Work out how many lines in the listing below include the word "from". Give nothing but the number.

LISTING:
┌────────
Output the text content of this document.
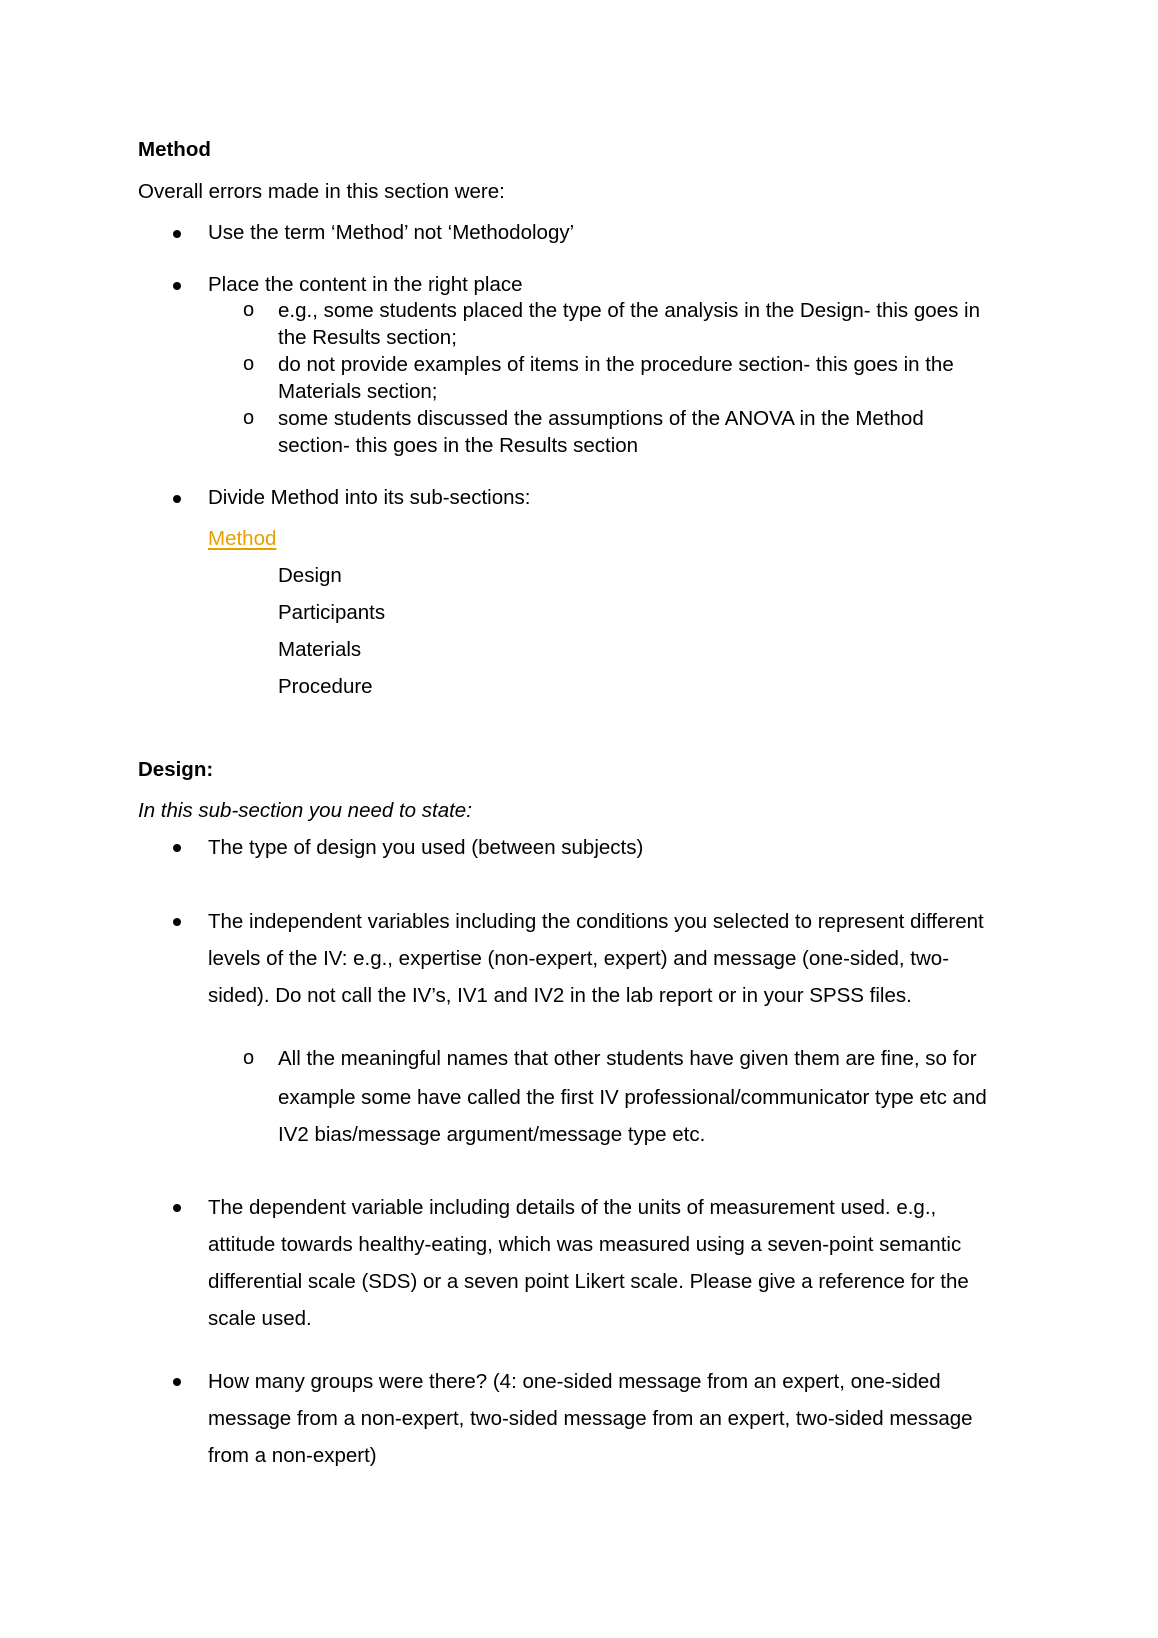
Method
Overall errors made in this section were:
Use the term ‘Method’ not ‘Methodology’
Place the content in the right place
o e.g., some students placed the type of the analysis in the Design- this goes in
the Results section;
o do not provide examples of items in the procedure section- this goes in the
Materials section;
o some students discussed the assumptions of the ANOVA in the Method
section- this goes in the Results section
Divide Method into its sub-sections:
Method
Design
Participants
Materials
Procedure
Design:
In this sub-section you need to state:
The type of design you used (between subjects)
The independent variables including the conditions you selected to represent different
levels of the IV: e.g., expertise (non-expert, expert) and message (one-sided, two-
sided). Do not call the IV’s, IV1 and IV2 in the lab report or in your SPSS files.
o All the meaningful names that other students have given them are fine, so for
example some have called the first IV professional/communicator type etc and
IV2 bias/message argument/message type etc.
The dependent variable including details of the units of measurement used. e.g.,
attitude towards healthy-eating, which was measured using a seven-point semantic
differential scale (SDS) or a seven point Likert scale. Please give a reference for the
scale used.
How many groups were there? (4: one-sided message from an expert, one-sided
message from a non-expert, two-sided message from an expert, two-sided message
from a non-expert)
└────────
┌────────
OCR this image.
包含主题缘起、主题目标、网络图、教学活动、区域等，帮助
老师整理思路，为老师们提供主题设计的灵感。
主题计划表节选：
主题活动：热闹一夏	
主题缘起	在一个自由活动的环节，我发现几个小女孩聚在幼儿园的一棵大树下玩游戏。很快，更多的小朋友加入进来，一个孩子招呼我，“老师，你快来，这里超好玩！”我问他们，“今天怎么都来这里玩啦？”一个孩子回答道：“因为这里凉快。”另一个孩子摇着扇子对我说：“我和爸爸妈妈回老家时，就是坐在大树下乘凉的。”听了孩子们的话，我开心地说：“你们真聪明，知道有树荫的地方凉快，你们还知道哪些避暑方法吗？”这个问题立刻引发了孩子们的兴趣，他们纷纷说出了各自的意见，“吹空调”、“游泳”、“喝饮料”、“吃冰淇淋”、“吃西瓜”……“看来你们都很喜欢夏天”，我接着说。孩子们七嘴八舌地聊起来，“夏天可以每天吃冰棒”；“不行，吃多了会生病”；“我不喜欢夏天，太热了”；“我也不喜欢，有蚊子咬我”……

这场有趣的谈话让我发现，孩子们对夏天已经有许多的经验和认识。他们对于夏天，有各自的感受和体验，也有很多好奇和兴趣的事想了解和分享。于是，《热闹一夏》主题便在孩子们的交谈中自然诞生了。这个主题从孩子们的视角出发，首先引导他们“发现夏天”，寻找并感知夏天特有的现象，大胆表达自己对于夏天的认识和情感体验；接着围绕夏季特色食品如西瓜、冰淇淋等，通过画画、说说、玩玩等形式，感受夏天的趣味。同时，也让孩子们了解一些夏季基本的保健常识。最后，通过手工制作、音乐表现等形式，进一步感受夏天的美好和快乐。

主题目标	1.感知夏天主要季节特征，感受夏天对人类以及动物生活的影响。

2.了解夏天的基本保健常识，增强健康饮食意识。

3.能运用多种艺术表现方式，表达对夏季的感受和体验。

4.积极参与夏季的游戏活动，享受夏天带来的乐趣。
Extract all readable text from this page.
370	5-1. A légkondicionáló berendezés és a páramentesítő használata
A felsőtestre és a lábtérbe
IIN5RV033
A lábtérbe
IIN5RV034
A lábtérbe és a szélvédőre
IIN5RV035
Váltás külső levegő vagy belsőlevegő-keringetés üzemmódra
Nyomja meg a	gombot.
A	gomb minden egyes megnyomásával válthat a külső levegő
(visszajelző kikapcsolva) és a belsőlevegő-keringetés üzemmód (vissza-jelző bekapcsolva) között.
└────────
EXERCISE SOLUTION: 4